## STATED EXERCISE:
Print out the entries below with no edits.

>> Start

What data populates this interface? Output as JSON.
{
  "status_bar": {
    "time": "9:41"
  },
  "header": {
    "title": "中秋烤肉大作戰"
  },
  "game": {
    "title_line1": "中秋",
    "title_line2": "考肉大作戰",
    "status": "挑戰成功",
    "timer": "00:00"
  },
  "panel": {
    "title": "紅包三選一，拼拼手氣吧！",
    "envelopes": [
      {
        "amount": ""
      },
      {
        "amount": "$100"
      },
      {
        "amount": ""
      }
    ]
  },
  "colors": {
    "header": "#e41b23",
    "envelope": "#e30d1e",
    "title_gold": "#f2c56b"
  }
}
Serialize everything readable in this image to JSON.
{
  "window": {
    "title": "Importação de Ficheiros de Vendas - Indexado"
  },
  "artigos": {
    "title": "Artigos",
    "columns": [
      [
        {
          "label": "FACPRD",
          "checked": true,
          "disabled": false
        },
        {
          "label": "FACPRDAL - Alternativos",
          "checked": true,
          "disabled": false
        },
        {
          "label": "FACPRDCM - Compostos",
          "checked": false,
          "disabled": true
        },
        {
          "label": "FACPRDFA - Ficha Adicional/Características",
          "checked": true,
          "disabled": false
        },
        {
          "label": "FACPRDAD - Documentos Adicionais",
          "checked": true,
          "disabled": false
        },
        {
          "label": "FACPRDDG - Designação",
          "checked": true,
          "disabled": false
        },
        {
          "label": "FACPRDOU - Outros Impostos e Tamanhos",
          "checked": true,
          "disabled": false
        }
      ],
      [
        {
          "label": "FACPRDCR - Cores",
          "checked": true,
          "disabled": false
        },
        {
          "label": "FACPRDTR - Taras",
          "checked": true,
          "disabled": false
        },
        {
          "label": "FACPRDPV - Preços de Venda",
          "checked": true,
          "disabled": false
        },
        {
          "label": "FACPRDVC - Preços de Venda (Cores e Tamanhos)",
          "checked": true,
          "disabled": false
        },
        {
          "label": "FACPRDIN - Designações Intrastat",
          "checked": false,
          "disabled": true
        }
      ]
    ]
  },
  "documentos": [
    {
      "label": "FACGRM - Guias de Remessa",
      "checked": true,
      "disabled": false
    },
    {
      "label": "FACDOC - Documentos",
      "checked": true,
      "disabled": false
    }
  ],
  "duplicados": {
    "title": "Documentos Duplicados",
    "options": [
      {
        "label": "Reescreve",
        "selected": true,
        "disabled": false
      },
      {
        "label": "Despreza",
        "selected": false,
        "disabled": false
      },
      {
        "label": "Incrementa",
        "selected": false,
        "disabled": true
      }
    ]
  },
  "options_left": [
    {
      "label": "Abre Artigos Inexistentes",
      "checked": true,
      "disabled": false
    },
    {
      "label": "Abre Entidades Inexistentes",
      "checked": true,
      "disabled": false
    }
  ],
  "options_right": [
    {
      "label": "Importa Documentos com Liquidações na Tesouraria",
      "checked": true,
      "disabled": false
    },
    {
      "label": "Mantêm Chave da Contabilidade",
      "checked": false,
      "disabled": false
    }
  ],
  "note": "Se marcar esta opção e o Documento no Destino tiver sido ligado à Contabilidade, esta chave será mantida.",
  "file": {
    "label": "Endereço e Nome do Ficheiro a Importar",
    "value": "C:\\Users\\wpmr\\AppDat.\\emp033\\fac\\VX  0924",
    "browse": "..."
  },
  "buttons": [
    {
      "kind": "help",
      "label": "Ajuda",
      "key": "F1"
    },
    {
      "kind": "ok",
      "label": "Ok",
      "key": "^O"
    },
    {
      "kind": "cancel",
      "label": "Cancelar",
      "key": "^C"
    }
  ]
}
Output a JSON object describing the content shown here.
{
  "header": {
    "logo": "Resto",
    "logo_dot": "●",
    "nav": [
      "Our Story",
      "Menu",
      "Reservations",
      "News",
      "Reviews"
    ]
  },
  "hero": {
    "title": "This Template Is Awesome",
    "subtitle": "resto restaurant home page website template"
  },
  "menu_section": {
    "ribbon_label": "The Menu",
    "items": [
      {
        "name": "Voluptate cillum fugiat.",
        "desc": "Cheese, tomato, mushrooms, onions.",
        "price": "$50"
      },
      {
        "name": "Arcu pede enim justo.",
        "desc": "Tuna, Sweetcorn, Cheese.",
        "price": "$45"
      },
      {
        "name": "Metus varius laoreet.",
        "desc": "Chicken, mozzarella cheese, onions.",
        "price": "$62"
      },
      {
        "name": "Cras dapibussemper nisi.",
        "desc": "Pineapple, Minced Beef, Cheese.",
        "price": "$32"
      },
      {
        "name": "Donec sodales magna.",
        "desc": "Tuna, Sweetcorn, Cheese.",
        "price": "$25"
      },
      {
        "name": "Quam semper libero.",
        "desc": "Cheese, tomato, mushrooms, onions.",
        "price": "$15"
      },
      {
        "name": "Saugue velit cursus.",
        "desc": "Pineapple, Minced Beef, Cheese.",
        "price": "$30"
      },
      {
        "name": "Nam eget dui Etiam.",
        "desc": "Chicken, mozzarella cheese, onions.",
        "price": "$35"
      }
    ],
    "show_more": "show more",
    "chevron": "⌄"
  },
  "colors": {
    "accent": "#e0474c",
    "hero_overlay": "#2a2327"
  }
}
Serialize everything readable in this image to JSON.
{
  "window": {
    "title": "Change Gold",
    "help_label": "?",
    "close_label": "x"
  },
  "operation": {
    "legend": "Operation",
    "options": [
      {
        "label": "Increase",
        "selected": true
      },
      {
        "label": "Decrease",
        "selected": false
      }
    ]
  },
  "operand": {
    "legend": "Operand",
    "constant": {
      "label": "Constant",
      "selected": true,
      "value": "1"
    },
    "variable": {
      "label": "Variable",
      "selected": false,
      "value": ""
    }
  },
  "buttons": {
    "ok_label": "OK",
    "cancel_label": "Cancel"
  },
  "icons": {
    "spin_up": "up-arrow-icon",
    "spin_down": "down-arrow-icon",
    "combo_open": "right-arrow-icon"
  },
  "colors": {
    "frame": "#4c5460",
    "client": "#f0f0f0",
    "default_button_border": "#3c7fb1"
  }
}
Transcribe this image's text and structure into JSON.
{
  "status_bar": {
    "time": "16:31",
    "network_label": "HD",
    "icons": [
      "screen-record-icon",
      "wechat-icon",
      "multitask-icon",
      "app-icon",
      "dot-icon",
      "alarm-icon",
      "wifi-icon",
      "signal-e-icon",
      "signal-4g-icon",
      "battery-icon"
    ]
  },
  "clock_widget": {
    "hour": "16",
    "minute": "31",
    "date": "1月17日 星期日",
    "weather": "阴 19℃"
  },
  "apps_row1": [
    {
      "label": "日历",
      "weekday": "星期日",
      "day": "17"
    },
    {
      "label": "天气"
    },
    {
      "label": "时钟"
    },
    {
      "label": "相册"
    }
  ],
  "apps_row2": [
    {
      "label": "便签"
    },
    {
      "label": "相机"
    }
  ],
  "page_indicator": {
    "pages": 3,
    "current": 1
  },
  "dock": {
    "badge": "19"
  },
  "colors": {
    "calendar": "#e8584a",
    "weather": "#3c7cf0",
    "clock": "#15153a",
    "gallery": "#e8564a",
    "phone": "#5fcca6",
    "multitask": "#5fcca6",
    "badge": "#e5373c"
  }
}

>> End

## SOLUTION:
What data populates this interface? Output as JSON.
{
  "status_bar": {
    "time": "9:41"
  },
  "header": {
    "title": "中秋烤肉大作戰"
  },
  "game": {
    "title_line1": "中秋",
    "title_line2": "考肉大作戰",
    "status": "挑戰成功",
    "timer": "00:00"
  },
  "panel": {
    "title": "紅包三選一，拼拼手氣吧！",
    "envelopes": [
      {
        "amount": ""
      },
      {
        "amount": "$100"
      },
      {
        "amount": ""
      }
    ]
  },
  "colors": {
    "header": "#e41b23",
    "envelope": "#e30d1e",
    "title_gold": "#f2c56b"
  }
}
Serialize everything readable in this image to JSON.
{
  "window": {
    "title": "Importação de Ficheiros de Vendas - Indexado"
  },
  "artigos": {
    "title": "Artigos",
    "columns": [
      [
        {
          "label": "FACPRD",
          "checked": true,
          "disabled": false
        },
        {
          "label": "FACPRDAL - Alternativos",
          "checked": true,
          "disabled": false
        },
        {
          "label": "FACPRDCM - Compostos",
          "checked": false,
          "disabled": true
        },
        {
          "label": "FACPRDFA - Ficha Adicional/Características",
          "checked": true,
          "disabled": false
        },
        {
          "label": "FACPRDAD - Documentos Adicionais",
          "checked": true,
          "disabled": false
        },
        {
          "label": "FACPRDDG - Designação",
          "checked": true,
          "disabled": false
        },
        {
          "label": "FACPRDOU - Outros Impostos e Tamanhos",
          "checked": true,
          "disabled": false
        }
      ],
      [
        {
          "label": "FACPRDCR - Cores",
          "checked": true,
          "disabled": false
        },
        {
          "label": "FACPRDTR - Taras",
          "checked": true,
          "disabled": false
        },
        {
          "label": "FACPRDPV - Preços de Venda",
          "checked": true,
          "disabled": false
        },
        {
          "label": "FACPRDVC - Preços de Venda (Cores e Tamanhos)",
          "checked": true,
          "disabled": false
        },
        {
          "label": "FACPRDIN - Designações Intrastat",
          "checked": false,
          "disabled": true
        }
      ]
    ]
  },
  "documentos": [
    {
      "label": "FACGRM - Guias de Remessa",
      "checked": true,
      "disabled": false
    },
    {
      "label": "FACDOC - Documentos",
      "checked": true,
      "disabled": false
    }
  ],
  "duplicados": {
    "title": "Documentos Duplicados",
    "options": [
      {
        "label": "Reescreve",
        "selected": true,
        "disabled": false
      },
      {
        "label": "Despreza",
        "selected": false,
        "disabled": false
      },
      {
        "label": "Incrementa",
        "selected": false,
        "disabled": true
      }
    ]
  },
  "options_left": [
    {
      "label": "Abre Artigos Inexistentes",
      "checked": true,
      "disabled": false
    },
    {
      "label": "Abre Entidades Inexistentes",
      "checked": true,
      "disabled": false
    }
  ],
  "options_right": [
    {
      "label": "Importa Documentos com Liquidações na Tesouraria",
      "checked": true,
      "disabled": false
    },
    {
      "label": "Mantêm Chave da Contabilidade",
      "checked": false,
      "disabled": false
    }
  ],
  "note": "Se marcar esta opção e o Documento no Destino tiver sido ligado à Contabilidade, esta chave será mantida.",
  "file": {
    "label": "Endereço e Nome do Ficheiro a Importar",
    "value": "C:\\Users\\wpmr\\AppDat.\\emp033\\fac\\VX  0924",
    "browse": "..."
  },
  "buttons": [
    {
      "kind": "help",
      "label": "Ajuda",
      "key": "F1"
    },
    {
      "kind": "ok",
      "label": "Ok",
      "key": "^O"
    },
    {
      "kind": "cancel",
      "label": "Cancelar",
      "key": "^C"
    }
  ]
}
Output a JSON object describing the content shown here.
{
  "header": {
    "logo": "Resto",
    "logo_dot": "●",
    "nav": [
      "Our Story",
      "Menu",
      "Reservations",
      "News",
      "Reviews"
    ]
  },
  "hero": {
    "title": "This Template Is Awesome",
    "subtitle": "resto restaurant home page website template"
  },
  "menu_section": {
    "ribbon_label": "The Menu",
    "items": [
      {
        "name": "Voluptate cillum fugiat.",
        "desc": "Cheese, tomato, mushrooms, onions.",
        "price": "$50"
      },
      {
        "name": "Arcu pede enim justo.",
        "desc": "Tuna, Sweetcorn, Cheese.",
        "price": "$45"
      },
      {
        "name": "Metus varius laoreet.",
        "desc": "Chicken, mozzarella cheese, onions.",
        "price": "$62"
      },
      {
        "name": "Cras dapibussemper nisi.",
        "desc": "Pineapple, Minced Beef, Cheese.",
        "price": "$32"
      },
      {
        "name": "Donec sodales magna.",
        "desc": "Tuna, Sweetcorn, Cheese.",
        "price": "$25"
      },
      {
        "name": "Quam semper libero.",
        "desc": "Cheese, tomato, mushrooms, onions.",
        "price": "$15"
      },
      {
        "name": "Saugue velit cursus.",
        "desc": "Pineapple, Minced Beef, Cheese.",
        "price": "$30"
      },
      {
        "name": "Nam eget dui Etiam.",
        "desc": "Chicken, mozzarella cheese, onions.",
        "price": "$35"
      }
    ],
    "show_more": "show more",
    "chevron": "⌄"
  },
  "colors": {
    "accent": "#e0474c",
    "hero_overlay": "#2a2327"
  }
}
Serialize everything readable in this image to JSON.
{
  "window": {
    "title": "Change Gold",
    "help_label": "?",
    "close_label": "x"
  },
  "operation": {
    "legend": "Operation",
    "options": [
      {
        "label": "Increase",
        "selected": true
      },
      {
        "label": "Decrease",
        "selected": false
      }
    ]
  },
  "operand": {
    "legend": "Operand",
    "constant": {
      "label": "Constant",
      "selected": true,
      "value": "1"
    },
    "variable": {
      "label": "Variable",
      "selected": false,
      "value": ""
    }
  },
  "buttons": {
    "ok_label": "OK",
    "cancel_label": "Cancel"
  },
  "icons": {
    "spin_up": "up-arrow-icon",
    "spin_down": "down-arrow-icon",
    "combo_open": "right-arrow-icon"
  },
  "colors": {
    "frame": "#4c5460",
    "client": "#f0f0f0",
    "default_button_border": "#3c7fb1"
  }
}
Transcribe this image's text and structure into JSON.
{
  "status_bar": {
    "time": "16:31",
    "network_label": "HD",
    "icons": [
      "screen-record-icon",
      "wechat-icon",
      "multitask-icon",
      "app-icon",
      "dot-icon",
      "alarm-icon",
      "wifi-icon",
      "signal-e-icon",
      "signal-4g-icon",
      "battery-icon"
    ]
  },
  "clock_widget": {
    "hour": "16",
    "minute": "31",
    "date": "1月17日 星期日",
    "weather": "阴 19℃"
  },
  "apps_row1": [
    {
      "label": "日历",
      "weekday": "星期日",
      "day": "17"
    },
    {
      "label": "天气"
    },
    {
      "label": "时钟"
    },
    {
      "label": "相册"
    }
  ],
  "apps_row2": [
    {
      "label": "便签"
    },
    {
      "label": "相机"
    }
  ],
  "page_indicator": {
    "pages": 3,
    "current": 1
  },
  "dock": {
    "badge": "19"
  },
  "colors": {
    "calendar": "#e8584a",
    "weather": "#3c7cf0",
    "clock": "#15153a",
    "gallery": "#e8564a",
    "phone": "#5fcca6",
    "multitask": "#5fcca6",
    "badge": "#e5373c"
  }
}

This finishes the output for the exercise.